**PROBLEM DETAILS:** Whenever a line below holds the word "name", copy that line.

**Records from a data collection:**

-- START --

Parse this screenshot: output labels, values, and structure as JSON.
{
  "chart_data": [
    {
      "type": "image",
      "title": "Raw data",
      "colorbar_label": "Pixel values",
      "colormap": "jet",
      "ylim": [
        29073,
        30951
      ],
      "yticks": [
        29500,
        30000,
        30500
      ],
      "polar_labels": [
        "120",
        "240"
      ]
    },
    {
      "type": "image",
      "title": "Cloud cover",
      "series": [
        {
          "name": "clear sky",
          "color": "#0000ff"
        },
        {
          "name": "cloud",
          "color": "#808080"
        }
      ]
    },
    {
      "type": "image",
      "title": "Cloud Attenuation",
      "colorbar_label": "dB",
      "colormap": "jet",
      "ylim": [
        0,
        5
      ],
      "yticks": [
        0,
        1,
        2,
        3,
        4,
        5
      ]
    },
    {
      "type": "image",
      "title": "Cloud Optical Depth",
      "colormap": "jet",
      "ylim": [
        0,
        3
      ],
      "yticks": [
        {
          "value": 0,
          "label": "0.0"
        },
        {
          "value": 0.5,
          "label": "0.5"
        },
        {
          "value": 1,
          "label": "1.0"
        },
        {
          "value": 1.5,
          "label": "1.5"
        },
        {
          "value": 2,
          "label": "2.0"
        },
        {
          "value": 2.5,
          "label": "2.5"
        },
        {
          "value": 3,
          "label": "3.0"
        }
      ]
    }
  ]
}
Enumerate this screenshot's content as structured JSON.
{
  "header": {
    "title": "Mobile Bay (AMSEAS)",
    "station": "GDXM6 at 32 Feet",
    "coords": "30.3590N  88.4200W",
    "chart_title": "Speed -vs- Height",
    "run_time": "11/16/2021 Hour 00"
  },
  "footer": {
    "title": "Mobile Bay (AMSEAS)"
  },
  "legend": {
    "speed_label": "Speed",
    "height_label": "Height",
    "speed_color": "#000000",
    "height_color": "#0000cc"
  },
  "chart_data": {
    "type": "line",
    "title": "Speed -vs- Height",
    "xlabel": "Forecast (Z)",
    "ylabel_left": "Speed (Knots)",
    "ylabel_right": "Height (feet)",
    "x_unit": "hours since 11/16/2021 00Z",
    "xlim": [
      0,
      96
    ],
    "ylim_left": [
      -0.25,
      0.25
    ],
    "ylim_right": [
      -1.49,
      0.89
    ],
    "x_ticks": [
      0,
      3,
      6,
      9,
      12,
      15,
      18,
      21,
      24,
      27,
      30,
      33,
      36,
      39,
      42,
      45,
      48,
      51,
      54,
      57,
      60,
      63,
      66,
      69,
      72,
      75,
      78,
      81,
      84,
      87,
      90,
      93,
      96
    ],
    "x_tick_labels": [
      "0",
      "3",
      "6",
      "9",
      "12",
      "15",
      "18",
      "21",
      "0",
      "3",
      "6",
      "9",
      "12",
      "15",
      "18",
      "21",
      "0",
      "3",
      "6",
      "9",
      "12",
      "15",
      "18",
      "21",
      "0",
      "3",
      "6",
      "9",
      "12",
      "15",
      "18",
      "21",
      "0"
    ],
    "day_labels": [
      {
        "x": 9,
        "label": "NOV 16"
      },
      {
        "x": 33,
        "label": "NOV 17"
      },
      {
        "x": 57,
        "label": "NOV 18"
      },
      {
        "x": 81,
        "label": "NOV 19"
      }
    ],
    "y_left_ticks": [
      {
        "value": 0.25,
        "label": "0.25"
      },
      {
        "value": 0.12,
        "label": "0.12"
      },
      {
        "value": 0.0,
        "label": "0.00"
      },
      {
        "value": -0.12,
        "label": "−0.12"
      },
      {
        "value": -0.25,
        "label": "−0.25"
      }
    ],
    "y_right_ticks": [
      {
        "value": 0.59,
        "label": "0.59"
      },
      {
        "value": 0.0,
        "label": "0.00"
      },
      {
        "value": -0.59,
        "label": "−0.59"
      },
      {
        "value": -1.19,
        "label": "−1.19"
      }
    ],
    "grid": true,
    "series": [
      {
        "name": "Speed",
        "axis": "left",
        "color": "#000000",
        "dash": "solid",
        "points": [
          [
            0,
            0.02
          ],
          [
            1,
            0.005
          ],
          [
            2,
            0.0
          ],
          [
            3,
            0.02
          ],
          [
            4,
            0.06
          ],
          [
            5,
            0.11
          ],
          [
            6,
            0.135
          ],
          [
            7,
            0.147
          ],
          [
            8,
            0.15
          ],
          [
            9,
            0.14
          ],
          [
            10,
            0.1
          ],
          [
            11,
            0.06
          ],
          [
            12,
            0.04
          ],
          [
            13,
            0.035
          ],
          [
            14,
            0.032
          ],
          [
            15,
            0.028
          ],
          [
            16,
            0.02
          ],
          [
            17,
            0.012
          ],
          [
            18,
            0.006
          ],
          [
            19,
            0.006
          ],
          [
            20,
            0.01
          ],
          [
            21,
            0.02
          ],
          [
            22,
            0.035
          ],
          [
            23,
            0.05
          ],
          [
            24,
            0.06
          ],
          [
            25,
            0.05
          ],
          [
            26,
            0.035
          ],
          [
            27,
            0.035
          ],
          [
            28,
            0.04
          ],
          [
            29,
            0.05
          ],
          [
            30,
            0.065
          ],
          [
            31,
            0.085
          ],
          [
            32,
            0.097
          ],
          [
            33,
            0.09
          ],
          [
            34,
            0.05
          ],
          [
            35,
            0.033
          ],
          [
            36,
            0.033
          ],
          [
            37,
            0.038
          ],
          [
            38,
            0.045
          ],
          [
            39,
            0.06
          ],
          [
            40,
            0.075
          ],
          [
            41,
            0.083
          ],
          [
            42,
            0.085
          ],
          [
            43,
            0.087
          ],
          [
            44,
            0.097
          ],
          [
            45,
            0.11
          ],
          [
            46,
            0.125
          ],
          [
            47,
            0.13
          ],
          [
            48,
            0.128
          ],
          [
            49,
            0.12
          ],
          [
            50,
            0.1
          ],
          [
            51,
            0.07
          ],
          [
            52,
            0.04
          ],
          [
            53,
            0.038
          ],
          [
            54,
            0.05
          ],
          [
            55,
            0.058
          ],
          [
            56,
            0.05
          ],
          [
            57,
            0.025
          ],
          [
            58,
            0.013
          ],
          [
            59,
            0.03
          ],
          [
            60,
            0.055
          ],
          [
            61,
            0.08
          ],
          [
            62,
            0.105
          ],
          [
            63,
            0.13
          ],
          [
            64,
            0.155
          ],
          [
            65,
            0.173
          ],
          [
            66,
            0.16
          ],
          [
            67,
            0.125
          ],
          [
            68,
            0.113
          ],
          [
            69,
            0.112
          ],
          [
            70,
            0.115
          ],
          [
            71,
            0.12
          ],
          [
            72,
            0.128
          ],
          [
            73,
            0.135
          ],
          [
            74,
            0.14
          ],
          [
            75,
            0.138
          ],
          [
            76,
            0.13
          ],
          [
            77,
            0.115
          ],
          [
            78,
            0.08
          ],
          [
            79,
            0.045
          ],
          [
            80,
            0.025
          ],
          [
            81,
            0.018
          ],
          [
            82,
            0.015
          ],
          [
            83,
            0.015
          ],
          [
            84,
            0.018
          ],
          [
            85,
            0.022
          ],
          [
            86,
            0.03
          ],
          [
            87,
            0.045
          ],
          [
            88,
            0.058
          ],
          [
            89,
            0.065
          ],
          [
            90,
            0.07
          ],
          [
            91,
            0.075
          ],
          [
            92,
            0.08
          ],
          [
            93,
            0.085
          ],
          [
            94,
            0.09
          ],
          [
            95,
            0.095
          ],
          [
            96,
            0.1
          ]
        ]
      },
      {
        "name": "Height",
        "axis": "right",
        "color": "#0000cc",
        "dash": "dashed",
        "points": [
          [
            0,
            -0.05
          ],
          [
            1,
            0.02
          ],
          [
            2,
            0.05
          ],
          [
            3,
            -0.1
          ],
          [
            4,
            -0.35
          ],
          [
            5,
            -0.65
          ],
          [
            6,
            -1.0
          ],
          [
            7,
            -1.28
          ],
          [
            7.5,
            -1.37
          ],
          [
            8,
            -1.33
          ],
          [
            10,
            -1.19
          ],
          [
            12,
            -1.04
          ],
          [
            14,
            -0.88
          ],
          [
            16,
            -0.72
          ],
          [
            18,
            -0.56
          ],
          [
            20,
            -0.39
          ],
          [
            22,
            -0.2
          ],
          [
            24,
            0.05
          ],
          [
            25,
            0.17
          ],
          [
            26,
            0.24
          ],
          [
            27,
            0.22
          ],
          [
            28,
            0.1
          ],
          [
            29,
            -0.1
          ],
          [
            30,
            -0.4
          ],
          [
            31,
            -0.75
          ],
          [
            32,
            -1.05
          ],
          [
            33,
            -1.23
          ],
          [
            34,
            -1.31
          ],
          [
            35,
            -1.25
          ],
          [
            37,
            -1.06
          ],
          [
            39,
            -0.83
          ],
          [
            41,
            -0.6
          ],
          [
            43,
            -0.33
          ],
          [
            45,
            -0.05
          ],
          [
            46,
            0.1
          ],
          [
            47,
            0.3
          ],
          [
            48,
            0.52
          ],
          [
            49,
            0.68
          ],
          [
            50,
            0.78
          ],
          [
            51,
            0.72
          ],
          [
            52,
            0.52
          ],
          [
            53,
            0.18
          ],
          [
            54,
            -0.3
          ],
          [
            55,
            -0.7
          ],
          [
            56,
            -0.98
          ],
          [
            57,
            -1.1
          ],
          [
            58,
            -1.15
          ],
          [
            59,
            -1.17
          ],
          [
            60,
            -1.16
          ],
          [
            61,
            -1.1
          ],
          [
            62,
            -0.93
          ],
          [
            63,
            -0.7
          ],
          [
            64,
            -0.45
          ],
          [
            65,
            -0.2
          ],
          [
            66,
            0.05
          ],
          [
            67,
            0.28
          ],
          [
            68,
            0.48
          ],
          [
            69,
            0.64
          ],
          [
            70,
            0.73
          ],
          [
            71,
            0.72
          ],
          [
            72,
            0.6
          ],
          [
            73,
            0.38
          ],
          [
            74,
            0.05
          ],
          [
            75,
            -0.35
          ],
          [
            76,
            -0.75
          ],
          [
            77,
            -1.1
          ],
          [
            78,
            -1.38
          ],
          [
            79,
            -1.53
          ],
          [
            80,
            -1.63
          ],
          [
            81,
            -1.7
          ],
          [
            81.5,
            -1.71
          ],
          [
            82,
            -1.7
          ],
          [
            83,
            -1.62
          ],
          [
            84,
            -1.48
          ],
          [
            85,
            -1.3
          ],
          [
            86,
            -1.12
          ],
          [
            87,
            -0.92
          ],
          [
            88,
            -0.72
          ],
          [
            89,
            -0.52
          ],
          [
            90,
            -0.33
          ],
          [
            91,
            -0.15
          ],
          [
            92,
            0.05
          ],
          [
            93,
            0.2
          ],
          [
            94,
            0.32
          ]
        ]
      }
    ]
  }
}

-- END --

**SOLVED PROBLEM:**
          "name": "clear sky",
          "name": "cloud",
        "name": "Speed",
        "name": "Height",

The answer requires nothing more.